■ Requirement
From the entries that follow, gather each line holding the word "JAIA".

Items listed in a dataset
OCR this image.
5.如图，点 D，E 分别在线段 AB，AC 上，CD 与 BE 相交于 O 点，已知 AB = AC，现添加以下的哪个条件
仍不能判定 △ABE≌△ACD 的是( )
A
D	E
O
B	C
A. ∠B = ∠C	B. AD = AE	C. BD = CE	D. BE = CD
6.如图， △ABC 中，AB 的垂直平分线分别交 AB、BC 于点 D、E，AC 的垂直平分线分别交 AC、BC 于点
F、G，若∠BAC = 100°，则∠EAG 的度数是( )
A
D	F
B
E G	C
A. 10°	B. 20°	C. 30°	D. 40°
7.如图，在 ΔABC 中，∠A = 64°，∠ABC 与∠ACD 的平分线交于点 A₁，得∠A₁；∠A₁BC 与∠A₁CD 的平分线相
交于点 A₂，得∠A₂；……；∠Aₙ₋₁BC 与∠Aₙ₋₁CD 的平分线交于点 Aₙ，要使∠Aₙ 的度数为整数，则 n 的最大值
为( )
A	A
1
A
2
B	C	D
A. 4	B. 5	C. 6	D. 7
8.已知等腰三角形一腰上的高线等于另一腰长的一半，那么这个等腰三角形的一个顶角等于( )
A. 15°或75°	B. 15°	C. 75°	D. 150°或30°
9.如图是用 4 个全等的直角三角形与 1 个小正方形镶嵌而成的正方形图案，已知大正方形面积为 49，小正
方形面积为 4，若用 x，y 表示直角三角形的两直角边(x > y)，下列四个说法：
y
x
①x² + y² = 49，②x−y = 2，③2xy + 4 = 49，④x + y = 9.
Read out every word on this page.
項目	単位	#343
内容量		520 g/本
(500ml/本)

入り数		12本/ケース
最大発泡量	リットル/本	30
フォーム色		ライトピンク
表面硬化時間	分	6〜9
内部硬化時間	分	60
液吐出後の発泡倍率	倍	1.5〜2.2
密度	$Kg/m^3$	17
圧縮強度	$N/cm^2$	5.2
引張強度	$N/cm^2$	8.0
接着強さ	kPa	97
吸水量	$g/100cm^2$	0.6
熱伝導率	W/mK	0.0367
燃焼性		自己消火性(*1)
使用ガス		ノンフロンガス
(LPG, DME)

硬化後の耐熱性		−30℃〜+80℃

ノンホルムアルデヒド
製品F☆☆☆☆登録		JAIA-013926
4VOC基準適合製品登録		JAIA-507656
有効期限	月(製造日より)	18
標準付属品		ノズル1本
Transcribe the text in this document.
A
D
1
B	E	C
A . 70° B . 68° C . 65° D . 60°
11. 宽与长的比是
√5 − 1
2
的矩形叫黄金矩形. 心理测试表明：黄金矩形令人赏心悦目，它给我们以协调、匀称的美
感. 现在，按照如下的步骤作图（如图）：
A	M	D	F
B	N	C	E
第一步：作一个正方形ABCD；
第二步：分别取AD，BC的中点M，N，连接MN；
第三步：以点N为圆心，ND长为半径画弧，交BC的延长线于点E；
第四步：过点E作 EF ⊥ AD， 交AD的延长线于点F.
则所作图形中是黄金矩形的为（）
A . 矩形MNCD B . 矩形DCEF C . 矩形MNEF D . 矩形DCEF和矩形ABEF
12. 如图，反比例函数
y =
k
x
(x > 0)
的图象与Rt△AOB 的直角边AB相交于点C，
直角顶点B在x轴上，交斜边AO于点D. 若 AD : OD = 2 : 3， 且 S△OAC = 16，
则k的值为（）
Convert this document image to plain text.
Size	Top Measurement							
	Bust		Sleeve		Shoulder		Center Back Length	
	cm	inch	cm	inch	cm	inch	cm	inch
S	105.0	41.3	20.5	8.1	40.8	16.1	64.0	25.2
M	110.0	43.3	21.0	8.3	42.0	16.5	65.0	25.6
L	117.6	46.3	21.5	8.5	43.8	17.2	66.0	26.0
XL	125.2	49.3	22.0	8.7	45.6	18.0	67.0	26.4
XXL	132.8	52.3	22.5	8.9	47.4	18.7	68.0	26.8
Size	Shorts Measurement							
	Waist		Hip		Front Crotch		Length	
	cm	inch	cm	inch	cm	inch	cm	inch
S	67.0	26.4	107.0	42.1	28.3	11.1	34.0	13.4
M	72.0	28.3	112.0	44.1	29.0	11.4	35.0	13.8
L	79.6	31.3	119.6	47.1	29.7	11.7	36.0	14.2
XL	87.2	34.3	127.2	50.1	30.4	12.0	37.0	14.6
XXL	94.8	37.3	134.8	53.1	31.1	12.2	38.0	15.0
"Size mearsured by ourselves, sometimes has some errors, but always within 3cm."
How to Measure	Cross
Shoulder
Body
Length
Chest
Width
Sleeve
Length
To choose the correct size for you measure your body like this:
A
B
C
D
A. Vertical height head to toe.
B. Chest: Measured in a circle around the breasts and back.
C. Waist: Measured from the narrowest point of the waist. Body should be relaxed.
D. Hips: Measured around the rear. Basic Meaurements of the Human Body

■ Exercise solution
製品F☆☆☆☆登録		JAIA-013926
4VOC基準適合製品登録		JAIA-507656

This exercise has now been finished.